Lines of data

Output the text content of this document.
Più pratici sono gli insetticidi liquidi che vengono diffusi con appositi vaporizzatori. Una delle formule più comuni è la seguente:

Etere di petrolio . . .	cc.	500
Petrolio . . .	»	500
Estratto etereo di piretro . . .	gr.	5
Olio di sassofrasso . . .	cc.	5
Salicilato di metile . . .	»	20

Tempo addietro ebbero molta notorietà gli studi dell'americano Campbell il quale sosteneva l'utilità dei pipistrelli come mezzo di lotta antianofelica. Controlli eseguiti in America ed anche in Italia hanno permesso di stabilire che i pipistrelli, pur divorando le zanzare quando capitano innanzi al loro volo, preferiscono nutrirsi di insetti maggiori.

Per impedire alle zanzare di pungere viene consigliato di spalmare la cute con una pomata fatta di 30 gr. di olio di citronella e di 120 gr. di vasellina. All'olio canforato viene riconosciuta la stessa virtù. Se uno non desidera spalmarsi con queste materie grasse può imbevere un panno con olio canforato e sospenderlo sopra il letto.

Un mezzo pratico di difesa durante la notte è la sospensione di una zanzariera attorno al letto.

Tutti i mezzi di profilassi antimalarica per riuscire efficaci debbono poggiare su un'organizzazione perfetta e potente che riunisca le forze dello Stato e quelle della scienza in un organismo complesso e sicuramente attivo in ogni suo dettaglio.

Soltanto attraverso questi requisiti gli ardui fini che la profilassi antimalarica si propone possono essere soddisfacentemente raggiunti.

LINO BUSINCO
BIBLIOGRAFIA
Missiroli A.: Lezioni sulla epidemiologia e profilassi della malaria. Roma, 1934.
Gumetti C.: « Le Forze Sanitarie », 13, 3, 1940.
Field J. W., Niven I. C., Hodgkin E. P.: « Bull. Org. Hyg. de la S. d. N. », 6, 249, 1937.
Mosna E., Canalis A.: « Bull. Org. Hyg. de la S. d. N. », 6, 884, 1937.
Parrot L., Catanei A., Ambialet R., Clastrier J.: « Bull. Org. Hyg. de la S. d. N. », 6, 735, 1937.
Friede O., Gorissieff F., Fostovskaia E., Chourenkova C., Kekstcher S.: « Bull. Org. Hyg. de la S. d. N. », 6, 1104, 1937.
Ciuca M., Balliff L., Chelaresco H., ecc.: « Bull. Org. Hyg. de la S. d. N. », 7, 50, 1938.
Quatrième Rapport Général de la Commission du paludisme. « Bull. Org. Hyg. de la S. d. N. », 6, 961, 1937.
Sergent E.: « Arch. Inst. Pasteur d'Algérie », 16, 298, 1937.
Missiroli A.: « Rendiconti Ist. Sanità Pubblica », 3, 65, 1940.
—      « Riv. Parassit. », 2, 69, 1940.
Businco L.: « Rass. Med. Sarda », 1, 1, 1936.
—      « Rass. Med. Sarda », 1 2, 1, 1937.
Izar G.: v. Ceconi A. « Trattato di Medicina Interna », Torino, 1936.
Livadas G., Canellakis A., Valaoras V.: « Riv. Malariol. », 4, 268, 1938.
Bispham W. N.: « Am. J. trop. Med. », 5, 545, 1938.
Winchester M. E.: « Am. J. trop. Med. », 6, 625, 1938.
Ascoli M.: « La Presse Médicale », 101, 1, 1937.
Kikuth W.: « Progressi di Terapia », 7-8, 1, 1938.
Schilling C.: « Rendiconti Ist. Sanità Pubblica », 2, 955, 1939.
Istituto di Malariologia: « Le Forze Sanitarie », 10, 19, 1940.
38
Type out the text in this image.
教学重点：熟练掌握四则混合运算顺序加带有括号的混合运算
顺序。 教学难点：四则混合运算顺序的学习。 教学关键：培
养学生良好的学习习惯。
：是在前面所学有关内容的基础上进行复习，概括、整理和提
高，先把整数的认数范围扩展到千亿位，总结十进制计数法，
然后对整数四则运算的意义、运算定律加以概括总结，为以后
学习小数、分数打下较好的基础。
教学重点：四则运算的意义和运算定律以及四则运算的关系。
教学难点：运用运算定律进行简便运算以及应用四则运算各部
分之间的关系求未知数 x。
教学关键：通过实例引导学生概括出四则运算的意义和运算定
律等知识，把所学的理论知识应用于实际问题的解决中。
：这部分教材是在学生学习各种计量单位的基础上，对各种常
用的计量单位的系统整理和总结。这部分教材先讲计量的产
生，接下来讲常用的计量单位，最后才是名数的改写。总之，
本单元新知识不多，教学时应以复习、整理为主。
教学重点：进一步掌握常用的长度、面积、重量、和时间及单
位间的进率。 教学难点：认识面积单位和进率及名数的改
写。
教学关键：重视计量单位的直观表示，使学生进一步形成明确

### Given exercise
Above are the entries; count how many of their lines contain the word "profilassi" and give only that number.

### Task response
3